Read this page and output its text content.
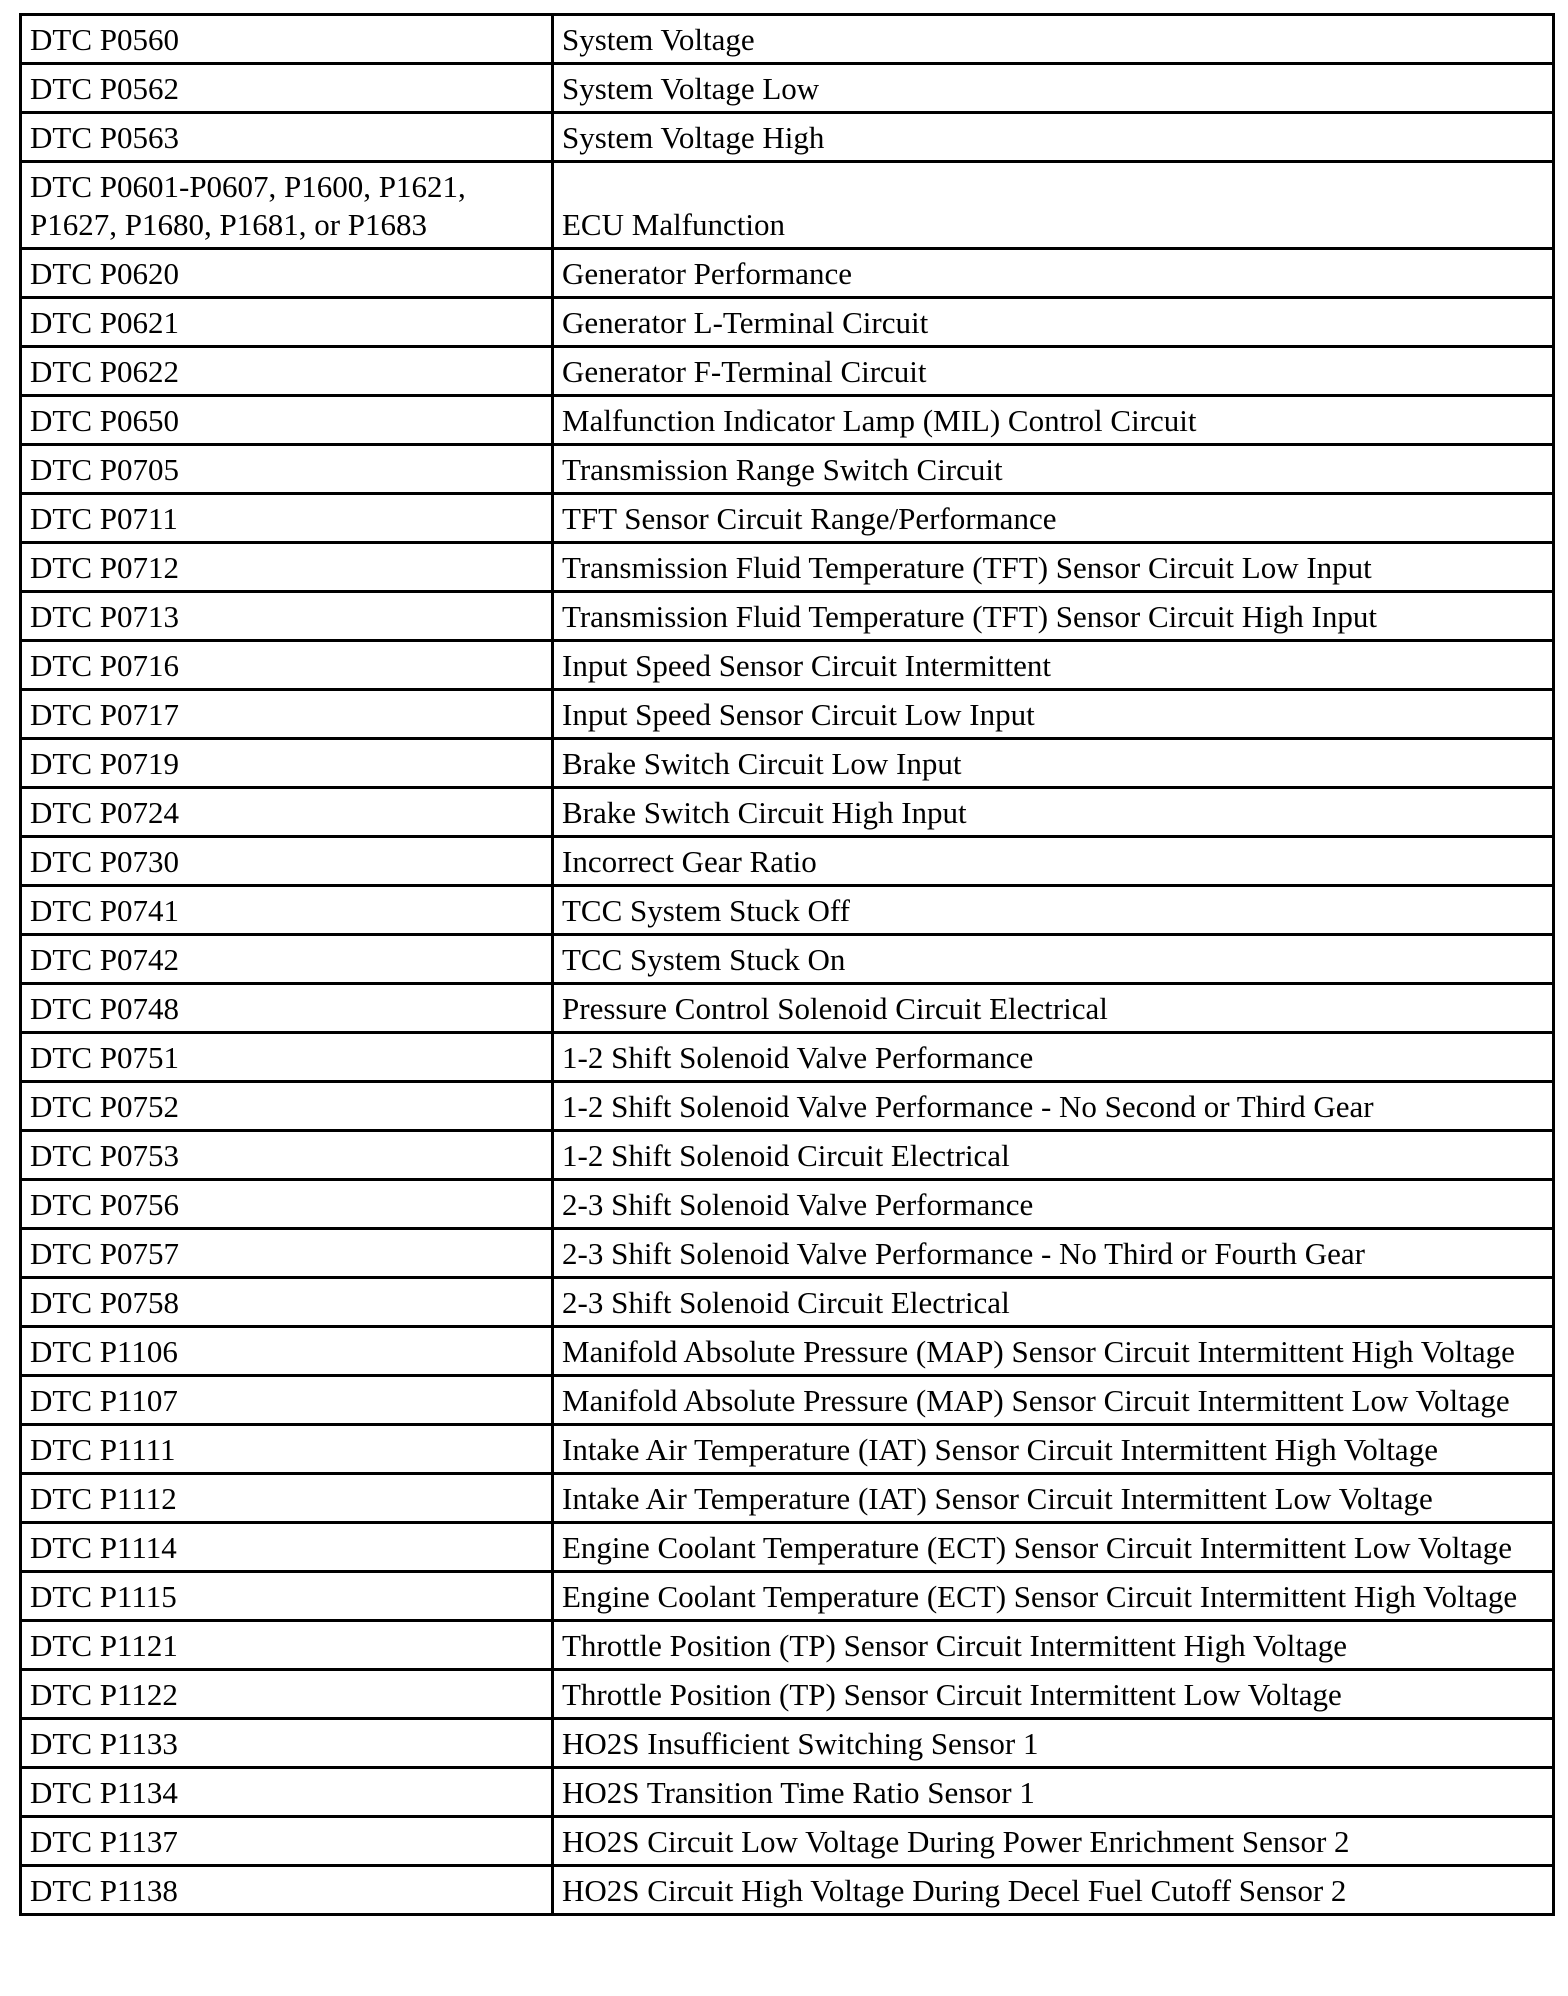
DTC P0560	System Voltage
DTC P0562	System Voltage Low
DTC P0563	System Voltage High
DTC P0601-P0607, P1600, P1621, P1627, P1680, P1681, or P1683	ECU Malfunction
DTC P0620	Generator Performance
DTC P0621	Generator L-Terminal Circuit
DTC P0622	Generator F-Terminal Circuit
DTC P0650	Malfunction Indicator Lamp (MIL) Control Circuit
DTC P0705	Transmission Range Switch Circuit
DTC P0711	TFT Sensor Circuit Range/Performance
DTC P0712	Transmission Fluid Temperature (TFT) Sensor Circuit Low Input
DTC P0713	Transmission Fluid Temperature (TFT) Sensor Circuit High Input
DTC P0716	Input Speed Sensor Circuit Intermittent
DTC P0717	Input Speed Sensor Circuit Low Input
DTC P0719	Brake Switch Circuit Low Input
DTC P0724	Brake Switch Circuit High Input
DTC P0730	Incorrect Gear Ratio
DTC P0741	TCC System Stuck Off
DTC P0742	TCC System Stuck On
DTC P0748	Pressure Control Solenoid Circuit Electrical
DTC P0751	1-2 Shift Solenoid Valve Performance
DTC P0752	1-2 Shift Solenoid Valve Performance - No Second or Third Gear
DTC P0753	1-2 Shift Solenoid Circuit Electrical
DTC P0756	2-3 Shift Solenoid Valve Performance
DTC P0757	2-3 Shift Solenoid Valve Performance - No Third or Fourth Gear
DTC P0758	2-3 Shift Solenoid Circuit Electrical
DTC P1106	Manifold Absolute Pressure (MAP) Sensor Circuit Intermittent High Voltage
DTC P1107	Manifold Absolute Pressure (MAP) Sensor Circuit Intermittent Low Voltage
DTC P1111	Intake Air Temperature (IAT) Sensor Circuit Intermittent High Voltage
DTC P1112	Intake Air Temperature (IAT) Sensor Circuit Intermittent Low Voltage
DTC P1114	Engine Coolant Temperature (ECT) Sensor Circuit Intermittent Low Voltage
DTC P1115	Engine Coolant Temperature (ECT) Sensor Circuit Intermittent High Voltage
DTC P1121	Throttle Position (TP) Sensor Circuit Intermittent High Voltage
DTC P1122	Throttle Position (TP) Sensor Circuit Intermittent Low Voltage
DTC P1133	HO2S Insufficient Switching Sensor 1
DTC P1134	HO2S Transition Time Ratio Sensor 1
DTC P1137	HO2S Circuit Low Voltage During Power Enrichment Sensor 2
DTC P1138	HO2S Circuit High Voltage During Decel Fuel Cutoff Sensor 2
◆ ◆ ◆ ◆ ◆
● SHORT TASK
All records should be output exactly, with the pictures left out.

● WRITTEN RESPONSE
Read this page and output its text content.
DTC P0560	System Voltage
DTC P0562	System Voltage Low
DTC P0563	System Voltage High
DTC P0601-P0607, P1600, P1621, P1627, P1680, P1681, or P1683	ECU Malfunction
DTC P0620	Generator Performance
DTC P0621	Generator L-Terminal Circuit
DTC P0622	Generator F-Terminal Circuit
DTC P0650	Malfunction Indicator Lamp (MIL) Control Circuit
DTC P0705	Transmission Range Switch Circuit
DTC P0711	TFT Sensor Circuit Range/Performance
DTC P0712	Transmission Fluid Temperature (TFT) Sensor Circuit Low Input
DTC P0713	Transmission Fluid Temperature (TFT) Sensor Circuit High Input
DTC P0716	Input Speed Sensor Circuit Intermittent
DTC P0717	Input Speed Sensor Circuit Low Input
DTC P0719	Brake Switch Circuit Low Input
DTC P0724	Brake Switch Circuit High Input
DTC P0730	Incorrect Gear Ratio
DTC P0741	TCC System Stuck Off
DTC P0742	TCC System Stuck On
DTC P0748	Pressure Control Solenoid Circuit Electrical
DTC P0751	1-2 Shift Solenoid Valve Performance
DTC P0752	1-2 Shift Solenoid Valve Performance - No Second or Third Gear
DTC P0753	1-2 Shift Solenoid Circuit Electrical
DTC P0756	2-3 Shift Solenoid Valve Performance
DTC P0757	2-3 Shift Solenoid Valve Performance - No Third or Fourth Gear
DTC P0758	2-3 Shift Solenoid Circuit Electrical
DTC P1106	Manifold Absolute Pressure (MAP) Sensor Circuit Intermittent High Voltage
DTC P1107	Manifold Absolute Pressure (MAP) Sensor Circuit Intermittent Low Voltage
DTC P1111	Intake Air Temperature (IAT) Sensor Circuit Intermittent High Voltage
DTC P1112	Intake Air Temperature (IAT) Sensor Circuit Intermittent Low Voltage
DTC P1114	Engine Coolant Temperature (ECT) Sensor Circuit Intermittent Low Voltage
DTC P1115	Engine Coolant Temperature (ECT) Sensor Circuit Intermittent High Voltage
DTC P1121	Throttle Position (TP) Sensor Circuit Intermittent High Voltage
DTC P1122	Throttle Position (TP) Sensor Circuit Intermittent Low Voltage
DTC P1133	HO2S Insufficient Switching Sensor 1
DTC P1134	HO2S Transition Time Ratio Sensor 1
DTC P1137	HO2S Circuit Low Voltage During Power Enrichment Sensor 2
DTC P1138	HO2S Circuit High Voltage During Decel Fuel Cutoff Sensor 2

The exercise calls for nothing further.